Items from a data source:
[Begin]
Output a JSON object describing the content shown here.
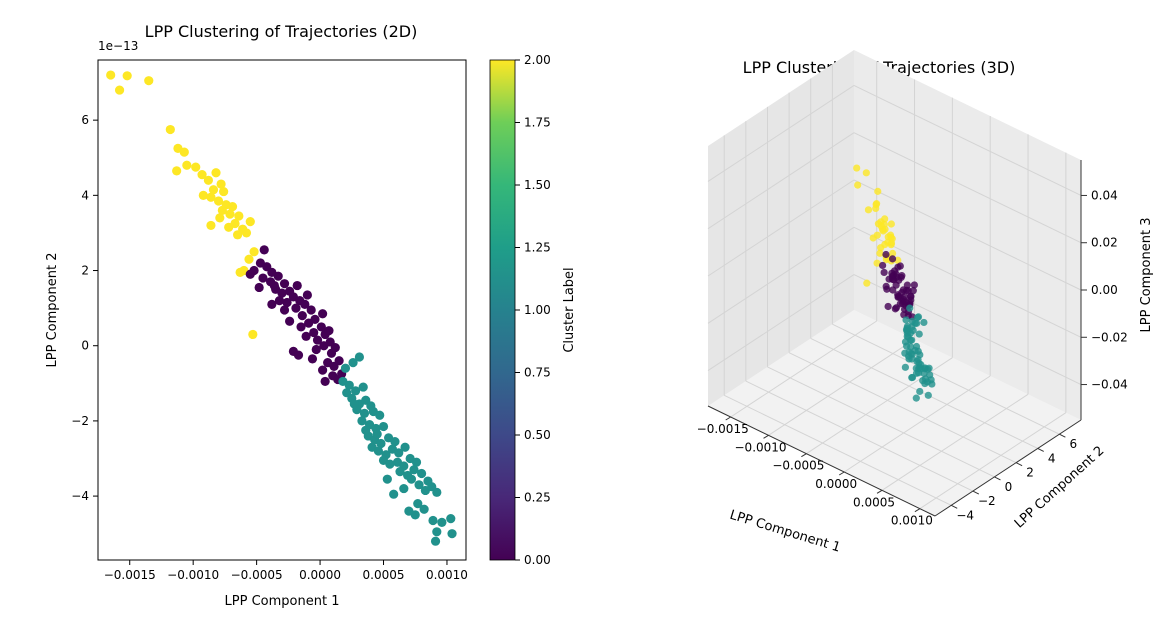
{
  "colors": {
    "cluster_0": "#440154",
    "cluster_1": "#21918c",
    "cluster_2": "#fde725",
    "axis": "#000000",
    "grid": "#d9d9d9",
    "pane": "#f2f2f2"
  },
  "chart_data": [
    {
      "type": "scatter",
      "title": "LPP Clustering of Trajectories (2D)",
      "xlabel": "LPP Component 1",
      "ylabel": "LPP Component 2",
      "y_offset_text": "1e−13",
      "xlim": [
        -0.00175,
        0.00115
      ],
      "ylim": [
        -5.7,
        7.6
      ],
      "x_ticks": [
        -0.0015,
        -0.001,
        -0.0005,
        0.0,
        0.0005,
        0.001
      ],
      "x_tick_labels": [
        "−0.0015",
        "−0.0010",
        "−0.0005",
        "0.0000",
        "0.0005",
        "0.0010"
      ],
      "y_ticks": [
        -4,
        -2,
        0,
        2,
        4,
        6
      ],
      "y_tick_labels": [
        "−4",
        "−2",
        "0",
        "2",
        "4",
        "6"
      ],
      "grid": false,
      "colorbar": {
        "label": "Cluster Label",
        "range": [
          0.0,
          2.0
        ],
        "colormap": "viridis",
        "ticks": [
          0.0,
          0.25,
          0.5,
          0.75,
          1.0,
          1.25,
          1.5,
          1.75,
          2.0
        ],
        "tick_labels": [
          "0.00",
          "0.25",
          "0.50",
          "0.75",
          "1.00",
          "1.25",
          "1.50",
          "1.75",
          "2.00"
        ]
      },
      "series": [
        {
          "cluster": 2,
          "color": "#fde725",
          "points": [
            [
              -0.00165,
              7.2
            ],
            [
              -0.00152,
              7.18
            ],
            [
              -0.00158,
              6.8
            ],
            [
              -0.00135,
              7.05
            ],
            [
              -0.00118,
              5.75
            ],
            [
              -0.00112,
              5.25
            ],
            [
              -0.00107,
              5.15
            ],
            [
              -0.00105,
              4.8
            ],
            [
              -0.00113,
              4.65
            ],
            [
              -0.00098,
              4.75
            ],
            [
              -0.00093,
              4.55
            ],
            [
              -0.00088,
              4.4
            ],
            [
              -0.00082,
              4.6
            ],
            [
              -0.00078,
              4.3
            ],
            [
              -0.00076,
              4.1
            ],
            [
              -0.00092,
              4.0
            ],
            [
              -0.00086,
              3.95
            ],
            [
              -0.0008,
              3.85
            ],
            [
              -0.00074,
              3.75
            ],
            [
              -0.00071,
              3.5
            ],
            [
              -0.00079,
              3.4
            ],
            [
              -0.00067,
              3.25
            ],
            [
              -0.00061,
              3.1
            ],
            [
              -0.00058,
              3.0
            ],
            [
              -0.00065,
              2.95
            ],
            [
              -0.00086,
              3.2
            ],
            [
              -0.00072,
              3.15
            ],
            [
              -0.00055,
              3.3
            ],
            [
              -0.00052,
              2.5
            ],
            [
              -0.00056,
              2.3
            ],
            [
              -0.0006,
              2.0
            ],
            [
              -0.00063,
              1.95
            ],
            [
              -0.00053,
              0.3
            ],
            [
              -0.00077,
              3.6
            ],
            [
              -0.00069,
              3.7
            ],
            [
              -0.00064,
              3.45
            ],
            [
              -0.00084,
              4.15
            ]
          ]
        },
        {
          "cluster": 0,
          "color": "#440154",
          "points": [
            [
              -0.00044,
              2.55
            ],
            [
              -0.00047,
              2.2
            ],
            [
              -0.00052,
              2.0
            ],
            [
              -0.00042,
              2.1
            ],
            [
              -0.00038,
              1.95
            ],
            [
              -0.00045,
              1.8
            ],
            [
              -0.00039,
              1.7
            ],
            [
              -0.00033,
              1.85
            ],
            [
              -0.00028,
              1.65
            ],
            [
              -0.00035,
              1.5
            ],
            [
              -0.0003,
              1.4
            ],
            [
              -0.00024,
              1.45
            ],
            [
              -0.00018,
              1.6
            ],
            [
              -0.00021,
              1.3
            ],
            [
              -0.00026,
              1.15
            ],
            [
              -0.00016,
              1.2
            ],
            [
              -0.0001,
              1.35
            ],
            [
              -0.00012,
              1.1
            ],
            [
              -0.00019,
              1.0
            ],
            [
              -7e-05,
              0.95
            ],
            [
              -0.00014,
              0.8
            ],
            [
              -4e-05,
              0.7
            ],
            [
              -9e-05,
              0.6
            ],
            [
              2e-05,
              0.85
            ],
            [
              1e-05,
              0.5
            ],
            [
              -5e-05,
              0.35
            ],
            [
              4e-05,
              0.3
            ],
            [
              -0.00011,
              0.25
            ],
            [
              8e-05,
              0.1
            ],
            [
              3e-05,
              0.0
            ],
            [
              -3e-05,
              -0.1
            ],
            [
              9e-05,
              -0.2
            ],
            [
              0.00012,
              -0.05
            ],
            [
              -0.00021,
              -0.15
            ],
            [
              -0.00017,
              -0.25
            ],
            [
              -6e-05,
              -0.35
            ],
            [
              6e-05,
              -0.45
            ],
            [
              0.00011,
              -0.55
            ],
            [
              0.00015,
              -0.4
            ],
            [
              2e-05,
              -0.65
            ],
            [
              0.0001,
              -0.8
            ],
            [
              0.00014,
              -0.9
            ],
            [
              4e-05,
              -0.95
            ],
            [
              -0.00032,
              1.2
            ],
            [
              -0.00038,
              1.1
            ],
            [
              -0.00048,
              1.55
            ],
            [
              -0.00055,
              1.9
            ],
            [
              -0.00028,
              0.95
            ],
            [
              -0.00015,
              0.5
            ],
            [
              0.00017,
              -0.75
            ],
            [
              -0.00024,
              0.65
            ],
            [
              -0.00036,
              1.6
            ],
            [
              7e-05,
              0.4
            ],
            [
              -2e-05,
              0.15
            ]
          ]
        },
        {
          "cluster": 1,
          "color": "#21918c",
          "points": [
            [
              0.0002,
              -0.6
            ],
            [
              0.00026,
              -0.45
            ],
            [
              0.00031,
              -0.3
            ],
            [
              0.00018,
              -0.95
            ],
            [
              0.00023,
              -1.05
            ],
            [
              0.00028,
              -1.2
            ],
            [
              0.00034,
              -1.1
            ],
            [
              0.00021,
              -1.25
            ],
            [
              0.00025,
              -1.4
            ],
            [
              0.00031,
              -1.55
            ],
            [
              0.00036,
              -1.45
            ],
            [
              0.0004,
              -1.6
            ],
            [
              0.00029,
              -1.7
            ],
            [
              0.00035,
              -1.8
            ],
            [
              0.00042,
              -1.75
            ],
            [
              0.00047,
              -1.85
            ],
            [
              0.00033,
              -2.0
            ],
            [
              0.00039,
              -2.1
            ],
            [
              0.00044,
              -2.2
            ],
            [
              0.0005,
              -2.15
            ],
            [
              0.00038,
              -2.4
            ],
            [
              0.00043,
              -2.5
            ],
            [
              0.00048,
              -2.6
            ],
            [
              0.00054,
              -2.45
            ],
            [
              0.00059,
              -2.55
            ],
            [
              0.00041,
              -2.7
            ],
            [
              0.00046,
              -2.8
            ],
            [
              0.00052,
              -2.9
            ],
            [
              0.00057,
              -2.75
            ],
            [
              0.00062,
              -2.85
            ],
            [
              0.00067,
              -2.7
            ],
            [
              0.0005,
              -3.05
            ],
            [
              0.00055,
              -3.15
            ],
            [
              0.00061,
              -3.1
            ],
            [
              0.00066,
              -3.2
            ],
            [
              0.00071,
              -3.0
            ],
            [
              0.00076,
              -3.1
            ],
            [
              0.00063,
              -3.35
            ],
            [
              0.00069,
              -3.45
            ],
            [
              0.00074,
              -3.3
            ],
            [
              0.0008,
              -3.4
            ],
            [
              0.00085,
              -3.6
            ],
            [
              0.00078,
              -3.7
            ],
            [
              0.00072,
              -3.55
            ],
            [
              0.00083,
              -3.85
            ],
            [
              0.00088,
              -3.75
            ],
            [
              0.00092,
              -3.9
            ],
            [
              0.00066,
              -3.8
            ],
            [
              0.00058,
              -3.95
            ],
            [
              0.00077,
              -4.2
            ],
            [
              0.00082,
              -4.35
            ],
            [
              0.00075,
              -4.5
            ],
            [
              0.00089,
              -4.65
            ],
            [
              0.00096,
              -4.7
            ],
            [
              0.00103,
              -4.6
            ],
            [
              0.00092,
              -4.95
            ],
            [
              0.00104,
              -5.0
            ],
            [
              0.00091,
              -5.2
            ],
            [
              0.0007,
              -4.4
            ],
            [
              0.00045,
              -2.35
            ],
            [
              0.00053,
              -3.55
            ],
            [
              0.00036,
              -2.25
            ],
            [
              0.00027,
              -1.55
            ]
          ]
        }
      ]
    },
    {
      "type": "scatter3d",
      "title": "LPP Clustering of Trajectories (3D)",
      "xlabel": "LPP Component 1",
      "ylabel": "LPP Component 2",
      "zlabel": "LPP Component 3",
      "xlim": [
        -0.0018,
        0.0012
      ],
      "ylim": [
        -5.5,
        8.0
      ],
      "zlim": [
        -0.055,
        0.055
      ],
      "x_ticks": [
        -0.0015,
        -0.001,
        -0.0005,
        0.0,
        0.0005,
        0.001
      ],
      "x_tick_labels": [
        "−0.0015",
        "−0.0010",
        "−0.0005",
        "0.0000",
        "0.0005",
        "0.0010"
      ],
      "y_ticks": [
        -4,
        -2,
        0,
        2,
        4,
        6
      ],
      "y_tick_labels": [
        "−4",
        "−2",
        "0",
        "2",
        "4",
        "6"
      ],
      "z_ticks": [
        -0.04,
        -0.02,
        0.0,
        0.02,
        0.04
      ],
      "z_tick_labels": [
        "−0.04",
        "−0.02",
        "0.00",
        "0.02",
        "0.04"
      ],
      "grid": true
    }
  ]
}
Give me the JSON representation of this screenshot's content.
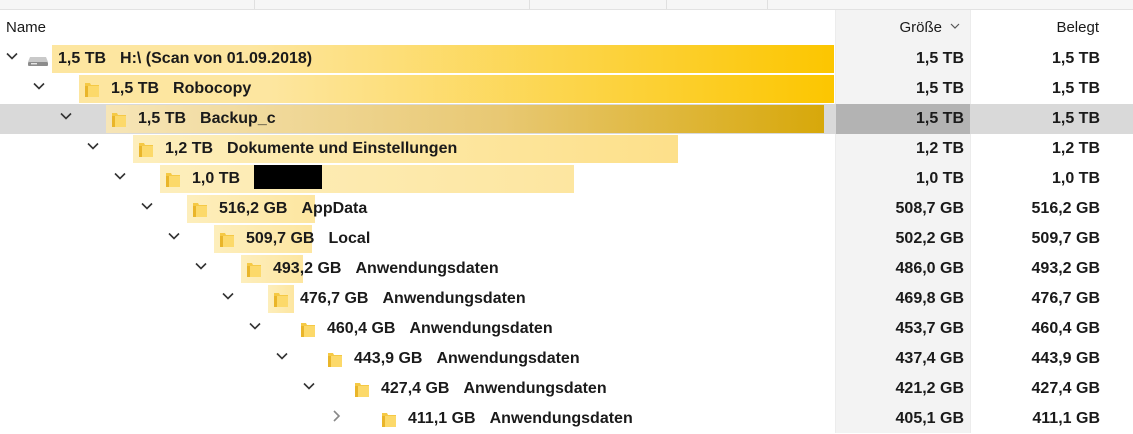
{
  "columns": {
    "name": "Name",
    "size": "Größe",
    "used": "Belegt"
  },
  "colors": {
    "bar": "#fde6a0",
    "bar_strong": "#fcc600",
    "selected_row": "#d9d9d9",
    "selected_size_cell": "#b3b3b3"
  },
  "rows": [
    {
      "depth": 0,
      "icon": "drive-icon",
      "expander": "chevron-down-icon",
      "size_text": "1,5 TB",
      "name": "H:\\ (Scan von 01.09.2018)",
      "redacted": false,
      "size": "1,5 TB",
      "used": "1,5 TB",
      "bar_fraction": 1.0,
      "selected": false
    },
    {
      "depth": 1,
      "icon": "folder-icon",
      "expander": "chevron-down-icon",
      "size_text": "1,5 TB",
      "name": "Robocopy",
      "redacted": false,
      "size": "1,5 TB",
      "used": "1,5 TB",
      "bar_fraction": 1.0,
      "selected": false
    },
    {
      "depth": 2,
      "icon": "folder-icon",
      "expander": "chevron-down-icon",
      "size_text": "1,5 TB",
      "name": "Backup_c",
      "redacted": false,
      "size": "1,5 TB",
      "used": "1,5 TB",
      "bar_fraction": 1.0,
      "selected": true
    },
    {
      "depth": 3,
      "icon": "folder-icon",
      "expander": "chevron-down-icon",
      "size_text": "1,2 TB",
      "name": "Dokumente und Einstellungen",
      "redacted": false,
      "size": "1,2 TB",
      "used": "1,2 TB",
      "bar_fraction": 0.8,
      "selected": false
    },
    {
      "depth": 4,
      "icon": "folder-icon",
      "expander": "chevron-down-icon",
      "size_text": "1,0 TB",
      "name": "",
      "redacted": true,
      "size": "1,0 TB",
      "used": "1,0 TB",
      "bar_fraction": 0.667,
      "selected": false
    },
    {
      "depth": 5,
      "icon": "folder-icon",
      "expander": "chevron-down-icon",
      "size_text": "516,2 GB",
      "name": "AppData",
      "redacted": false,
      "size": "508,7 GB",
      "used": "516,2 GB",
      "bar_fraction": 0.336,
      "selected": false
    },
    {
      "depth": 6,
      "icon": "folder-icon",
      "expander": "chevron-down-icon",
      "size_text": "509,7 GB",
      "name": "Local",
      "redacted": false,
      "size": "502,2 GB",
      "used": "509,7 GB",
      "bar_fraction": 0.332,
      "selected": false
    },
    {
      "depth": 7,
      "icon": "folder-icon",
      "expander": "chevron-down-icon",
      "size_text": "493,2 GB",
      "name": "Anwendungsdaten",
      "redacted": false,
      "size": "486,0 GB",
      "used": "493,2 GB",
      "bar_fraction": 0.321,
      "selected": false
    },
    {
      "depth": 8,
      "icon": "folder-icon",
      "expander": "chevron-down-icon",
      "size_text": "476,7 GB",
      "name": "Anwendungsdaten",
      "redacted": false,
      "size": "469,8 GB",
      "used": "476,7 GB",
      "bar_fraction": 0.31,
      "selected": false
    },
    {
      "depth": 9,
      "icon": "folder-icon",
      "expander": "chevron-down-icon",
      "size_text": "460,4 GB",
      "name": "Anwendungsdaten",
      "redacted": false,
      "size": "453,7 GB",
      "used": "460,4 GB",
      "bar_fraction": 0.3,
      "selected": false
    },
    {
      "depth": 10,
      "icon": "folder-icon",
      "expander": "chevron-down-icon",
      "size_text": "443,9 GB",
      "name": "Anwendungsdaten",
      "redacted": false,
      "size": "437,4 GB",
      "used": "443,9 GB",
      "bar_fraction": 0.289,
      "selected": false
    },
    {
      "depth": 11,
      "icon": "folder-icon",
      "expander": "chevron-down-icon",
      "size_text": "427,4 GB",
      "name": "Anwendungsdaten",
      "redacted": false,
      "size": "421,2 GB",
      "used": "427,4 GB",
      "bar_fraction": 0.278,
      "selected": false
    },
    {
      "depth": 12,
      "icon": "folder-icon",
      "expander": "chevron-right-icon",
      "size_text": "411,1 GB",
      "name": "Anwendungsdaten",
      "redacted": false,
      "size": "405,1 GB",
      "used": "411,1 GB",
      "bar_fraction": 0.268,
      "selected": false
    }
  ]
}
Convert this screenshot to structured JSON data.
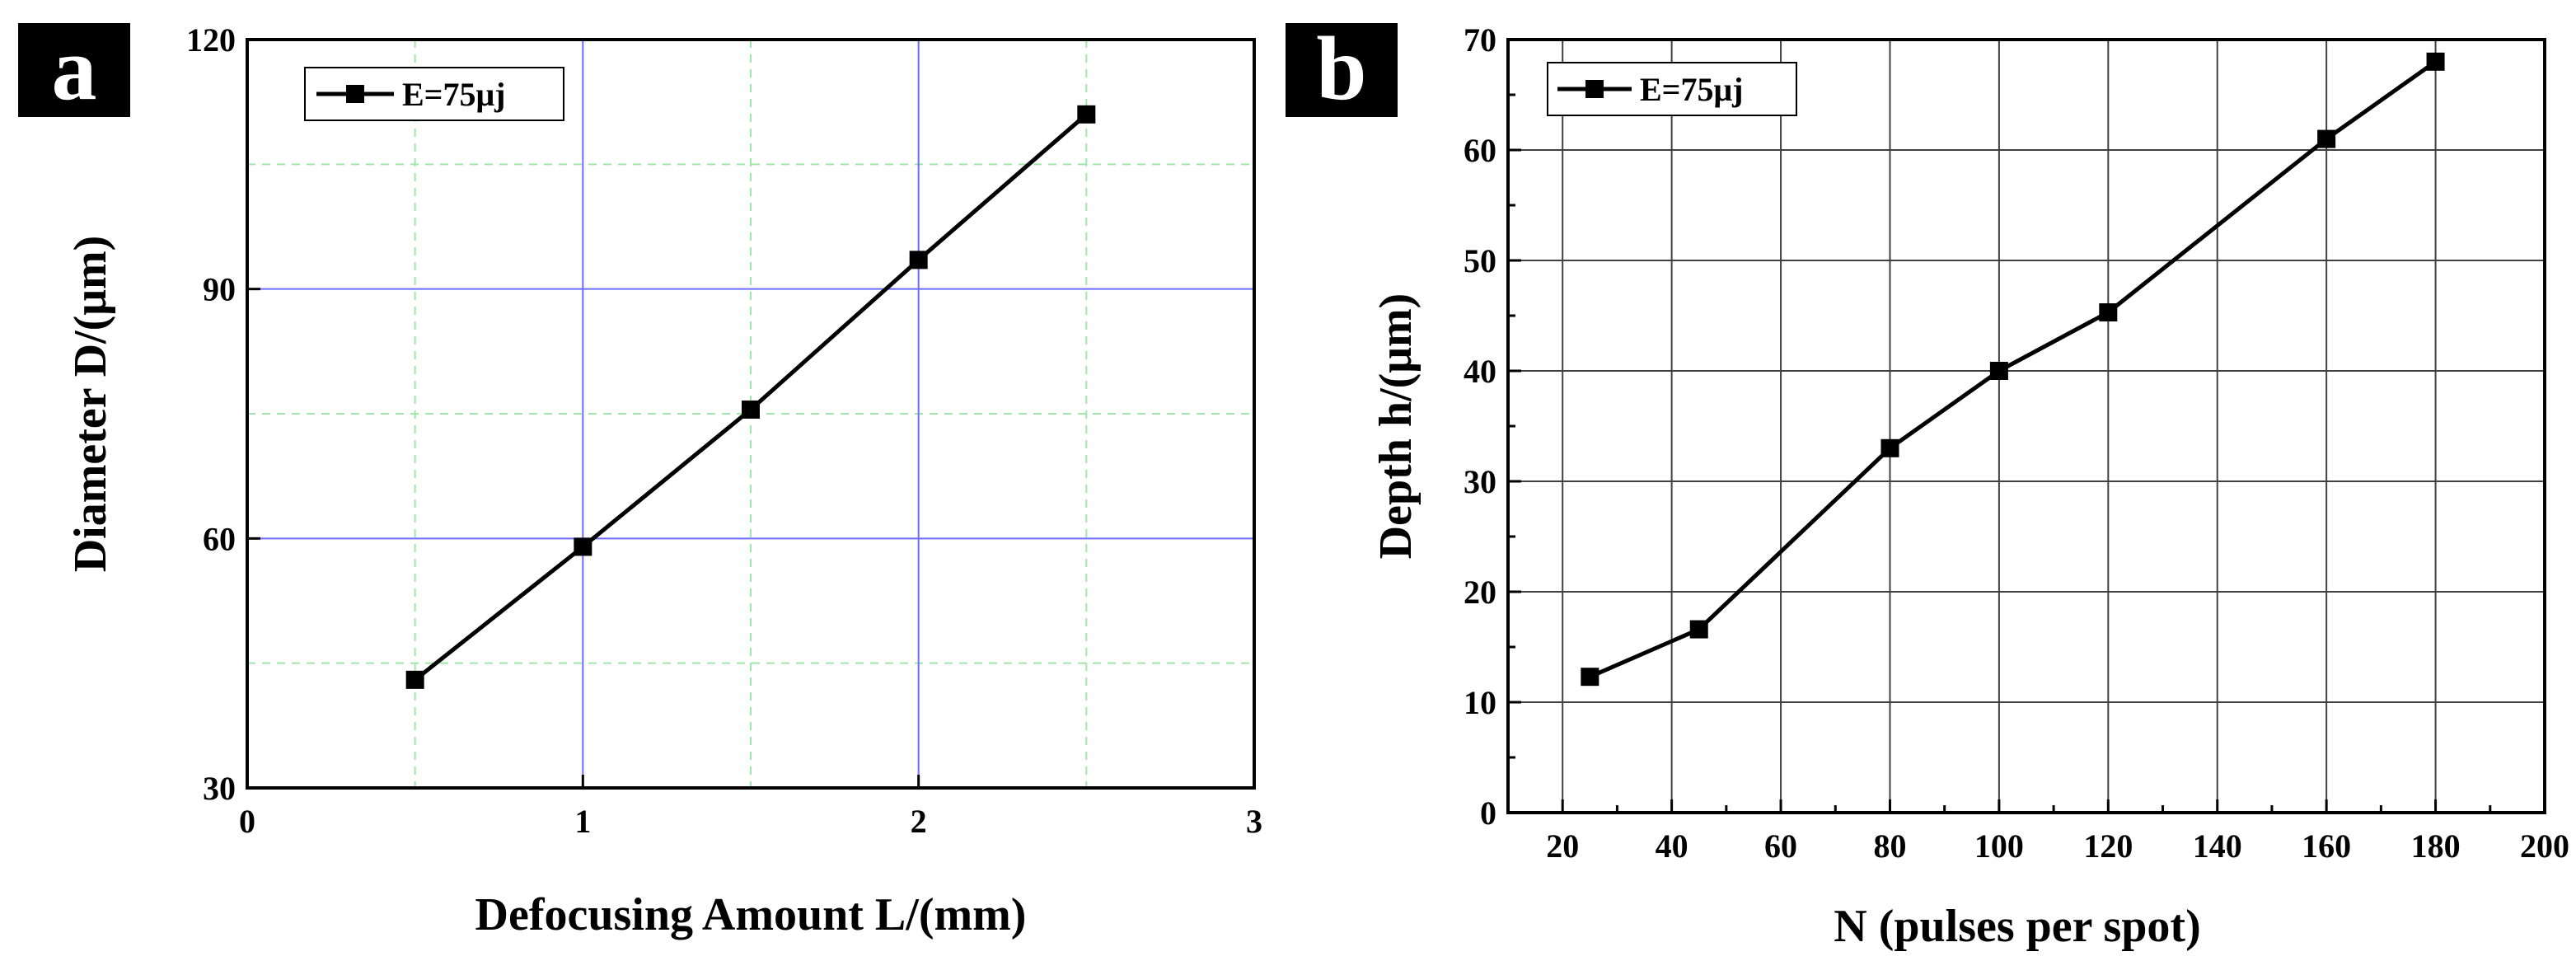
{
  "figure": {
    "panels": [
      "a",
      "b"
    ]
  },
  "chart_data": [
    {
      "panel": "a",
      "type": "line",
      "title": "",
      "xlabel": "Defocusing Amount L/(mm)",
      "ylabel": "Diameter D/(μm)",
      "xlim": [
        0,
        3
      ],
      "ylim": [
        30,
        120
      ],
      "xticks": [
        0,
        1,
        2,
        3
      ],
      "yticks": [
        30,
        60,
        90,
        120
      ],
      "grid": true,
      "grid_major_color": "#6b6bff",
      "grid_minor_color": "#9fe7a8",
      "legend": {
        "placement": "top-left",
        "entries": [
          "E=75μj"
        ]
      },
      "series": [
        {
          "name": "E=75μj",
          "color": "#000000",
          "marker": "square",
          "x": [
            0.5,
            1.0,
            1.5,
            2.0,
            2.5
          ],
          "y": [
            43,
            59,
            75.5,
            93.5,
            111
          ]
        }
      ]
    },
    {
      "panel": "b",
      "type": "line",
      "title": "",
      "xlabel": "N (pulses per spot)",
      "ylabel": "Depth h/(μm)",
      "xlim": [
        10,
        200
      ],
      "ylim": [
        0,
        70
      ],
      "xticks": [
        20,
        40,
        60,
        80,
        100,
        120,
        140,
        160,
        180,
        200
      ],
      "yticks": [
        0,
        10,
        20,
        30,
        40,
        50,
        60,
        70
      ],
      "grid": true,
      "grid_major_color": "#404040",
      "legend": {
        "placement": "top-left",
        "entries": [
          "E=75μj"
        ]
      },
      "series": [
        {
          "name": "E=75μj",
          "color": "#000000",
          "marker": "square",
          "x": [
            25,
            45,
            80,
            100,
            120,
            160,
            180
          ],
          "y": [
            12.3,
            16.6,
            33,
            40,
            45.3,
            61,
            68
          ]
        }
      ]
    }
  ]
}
[End]
■ Instruction:
Copy all the lines above that hold the string "xlabel".

■ Written answer:
      "xlabel": "LPP Component 1",
      "xlabel": "LPP Component 1",
      "xlabel": "Defocusing Amount L/(mm)",
      "xlabel": "N (pulses per spot)",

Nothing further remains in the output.